■ **TO DO**: Reproduce the listing below exactly, minus its pictures.

Dataset items:
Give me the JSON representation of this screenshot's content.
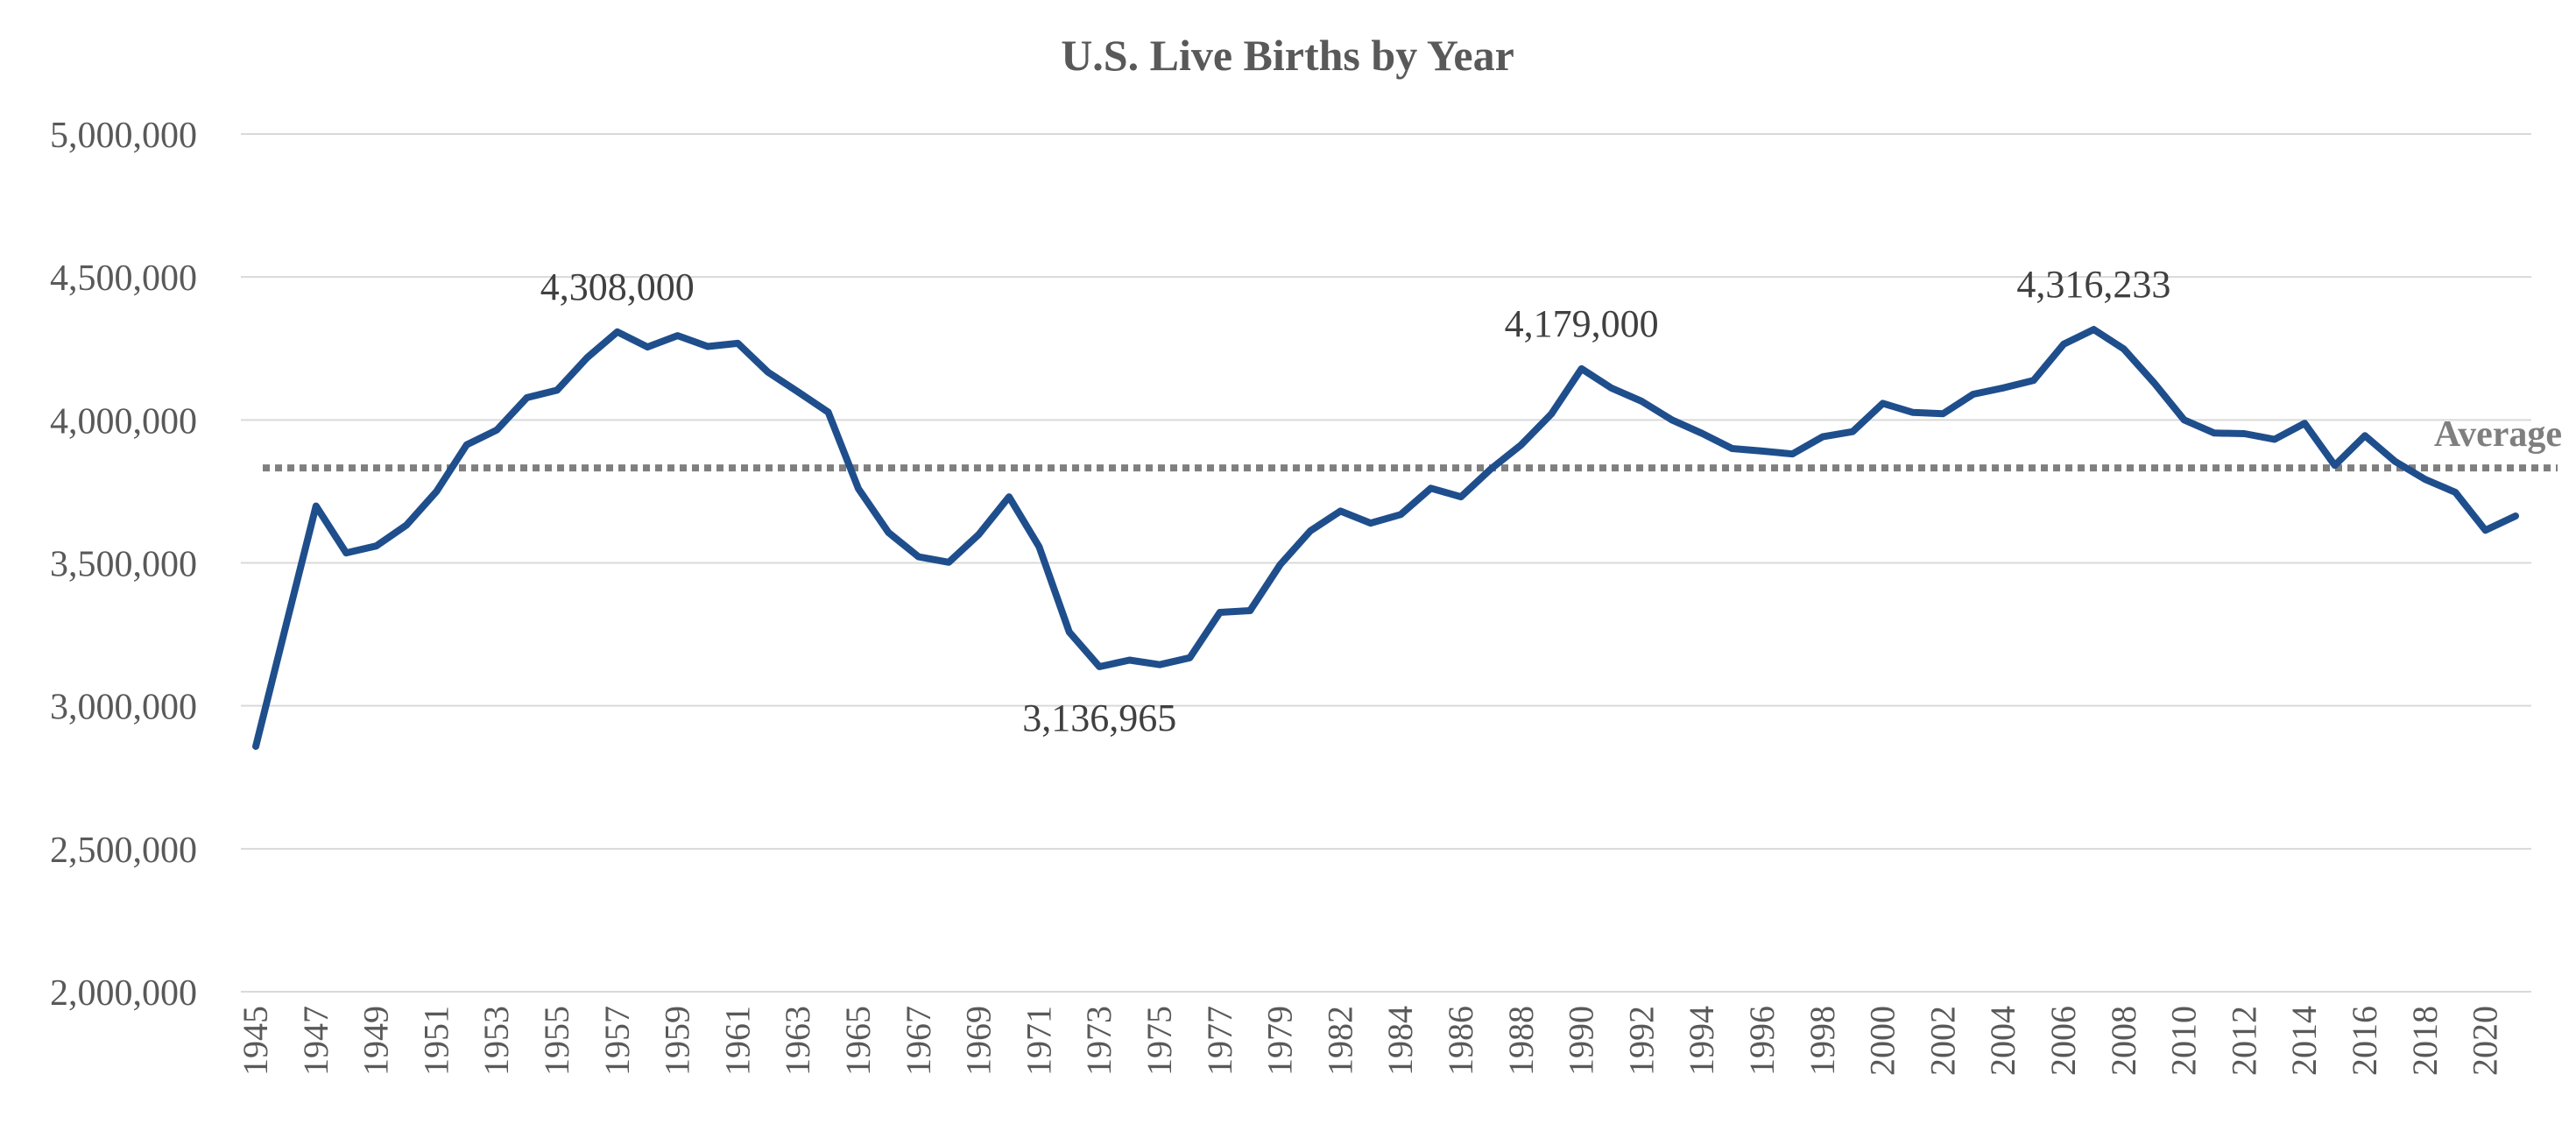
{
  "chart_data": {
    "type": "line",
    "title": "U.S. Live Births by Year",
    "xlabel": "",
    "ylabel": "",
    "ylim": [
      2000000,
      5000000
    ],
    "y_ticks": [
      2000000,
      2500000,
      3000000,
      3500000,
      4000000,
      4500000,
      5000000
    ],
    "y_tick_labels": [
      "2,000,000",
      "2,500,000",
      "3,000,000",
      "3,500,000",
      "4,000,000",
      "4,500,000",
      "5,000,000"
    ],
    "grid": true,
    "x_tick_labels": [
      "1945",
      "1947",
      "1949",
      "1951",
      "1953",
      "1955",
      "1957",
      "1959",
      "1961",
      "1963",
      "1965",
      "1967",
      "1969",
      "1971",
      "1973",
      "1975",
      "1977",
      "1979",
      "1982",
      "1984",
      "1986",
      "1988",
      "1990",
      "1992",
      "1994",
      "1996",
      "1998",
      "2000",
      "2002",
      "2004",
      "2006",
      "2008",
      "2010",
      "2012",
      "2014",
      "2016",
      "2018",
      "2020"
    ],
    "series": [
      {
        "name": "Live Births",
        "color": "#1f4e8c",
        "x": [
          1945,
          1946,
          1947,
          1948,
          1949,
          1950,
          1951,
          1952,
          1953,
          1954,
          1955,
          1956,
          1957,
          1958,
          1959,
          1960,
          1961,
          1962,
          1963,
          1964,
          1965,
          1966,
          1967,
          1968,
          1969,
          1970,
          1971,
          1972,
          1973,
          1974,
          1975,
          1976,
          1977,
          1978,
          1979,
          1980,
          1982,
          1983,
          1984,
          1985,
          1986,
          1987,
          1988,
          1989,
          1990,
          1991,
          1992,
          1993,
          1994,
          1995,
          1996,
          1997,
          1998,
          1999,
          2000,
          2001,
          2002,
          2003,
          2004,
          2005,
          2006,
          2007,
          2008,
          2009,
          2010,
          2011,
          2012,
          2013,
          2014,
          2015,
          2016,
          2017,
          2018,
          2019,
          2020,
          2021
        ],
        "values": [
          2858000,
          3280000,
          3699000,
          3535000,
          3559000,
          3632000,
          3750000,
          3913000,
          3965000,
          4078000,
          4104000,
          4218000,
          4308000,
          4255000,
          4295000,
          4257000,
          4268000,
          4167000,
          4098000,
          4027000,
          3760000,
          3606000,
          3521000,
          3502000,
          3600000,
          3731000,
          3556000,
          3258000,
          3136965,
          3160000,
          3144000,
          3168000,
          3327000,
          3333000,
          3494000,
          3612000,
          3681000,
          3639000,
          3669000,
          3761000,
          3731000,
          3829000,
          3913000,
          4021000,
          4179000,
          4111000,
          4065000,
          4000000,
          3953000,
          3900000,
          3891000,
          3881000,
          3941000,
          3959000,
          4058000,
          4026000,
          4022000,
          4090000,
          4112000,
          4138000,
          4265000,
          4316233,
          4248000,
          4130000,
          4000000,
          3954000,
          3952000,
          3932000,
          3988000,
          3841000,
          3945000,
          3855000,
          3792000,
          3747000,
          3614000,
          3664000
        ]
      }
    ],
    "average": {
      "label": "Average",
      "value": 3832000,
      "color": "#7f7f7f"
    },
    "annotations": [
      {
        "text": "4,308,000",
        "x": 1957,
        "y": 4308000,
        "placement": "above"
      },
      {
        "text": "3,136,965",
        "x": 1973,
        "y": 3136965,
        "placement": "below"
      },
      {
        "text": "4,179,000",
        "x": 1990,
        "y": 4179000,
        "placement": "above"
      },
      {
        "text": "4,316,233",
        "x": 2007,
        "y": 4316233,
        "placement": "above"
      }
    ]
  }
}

■ **RESULT FOR THIS EXERCISE**:
Give me the JSON representation of this screenshot's content.
{
  "chart_data": {
    "type": "line",
    "title": "U.S. Live Births by Year",
    "xlabel": "",
    "ylabel": "",
    "ylim": [
      2000000,
      5000000
    ],
    "y_ticks": [
      2000000,
      2500000,
      3000000,
      3500000,
      4000000,
      4500000,
      5000000
    ],
    "y_tick_labels": [
      "2,000,000",
      "2,500,000",
      "3,000,000",
      "3,500,000",
      "4,000,000",
      "4,500,000",
      "5,000,000"
    ],
    "grid": true,
    "x_tick_labels": [
      "1945",
      "1947",
      "1949",
      "1951",
      "1953",
      "1955",
      "1957",
      "1959",
      "1961",
      "1963",
      "1965",
      "1967",
      "1969",
      "1971",
      "1973",
      "1975",
      "1977",
      "1979",
      "1982",
      "1984",
      "1986",
      "1988",
      "1990",
      "1992",
      "1994",
      "1996",
      "1998",
      "2000",
      "2002",
      "2004",
      "2006",
      "2008",
      "2010",
      "2012",
      "2014",
      "2016",
      "2018",
      "2020"
    ],
    "series": [
      {
        "name": "Live Births",
        "color": "#1f4e8c",
        "x": [
          1945,
          1946,
          1947,
          1948,
          1949,
          1950,
          1951,
          1952,
          1953,
          1954,
          1955,
          1956,
          1957,
          1958,
          1959,
          1960,
          1961,
          1962,
          1963,
          1964,
          1965,
          1966,
          1967,
          1968,
          1969,
          1970,
          1971,
          1972,
          1973,
          1974,
          1975,
          1976,
          1977,
          1978,
          1979,
          1980,
          1982,
          1983,
          1984,
          1985,
          1986,
          1987,
          1988,
          1989,
          1990,
          1991,
          1992,
          1993,
          1994,
          1995,
          1996,
          1997,
          1998,
          1999,
          2000,
          2001,
          2002,
          2003,
          2004,
          2005,
          2006,
          2007,
          2008,
          2009,
          2010,
          2011,
          2012,
          2013,
          2014,
          2015,
          2016,
          2017,
          2018,
          2019,
          2020,
          2021
        ],
        "values": [
          2858000,
          3280000,
          3699000,
          3535000,
          3559000,
          3632000,
          3750000,
          3913000,
          3965000,
          4078000,
          4104000,
          4218000,
          4308000,
          4255000,
          4295000,
          4257000,
          4268000,
          4167000,
          4098000,
          4027000,
          3760000,
          3606000,
          3521000,
          3502000,
          3600000,
          3731000,
          3556000,
          3258000,
          3136965,
          3160000,
          3144000,
          3168000,
          3327000,
          3333000,
          3494000,
          3612000,
          3681000,
          3639000,
          3669000,
          3761000,
          3731000,
          3829000,
          3913000,
          4021000,
          4179000,
          4111000,
          4065000,
          4000000,
          3953000,
          3900000,
          3891000,
          3881000,
          3941000,
          3959000,
          4058000,
          4026000,
          4022000,
          4090000,
          4112000,
          4138000,
          4265000,
          4316233,
          4248000,
          4130000,
          4000000,
          3954000,
          3952000,
          3932000,
          3988000,
          3841000,
          3945000,
          3855000,
          3792000,
          3747000,
          3614000,
          3664000
        ]
      }
    ],
    "average": {
      "label": "Average",
      "value": 3832000,
      "color": "#7f7f7f"
    },
    "annotations": [
      {
        "text": "4,308,000",
        "x": 1957,
        "y": 4308000,
        "placement": "above"
      },
      {
        "text": "3,136,965",
        "x": 1973,
        "y": 3136965,
        "placement": "below"
      },
      {
        "text": "4,179,000",
        "x": 1990,
        "y": 4179000,
        "placement": "above"
      },
      {
        "text": "4,316,233",
        "x": 2007,
        "y": 4316233,
        "placement": "above"
      }
    ]
  }
}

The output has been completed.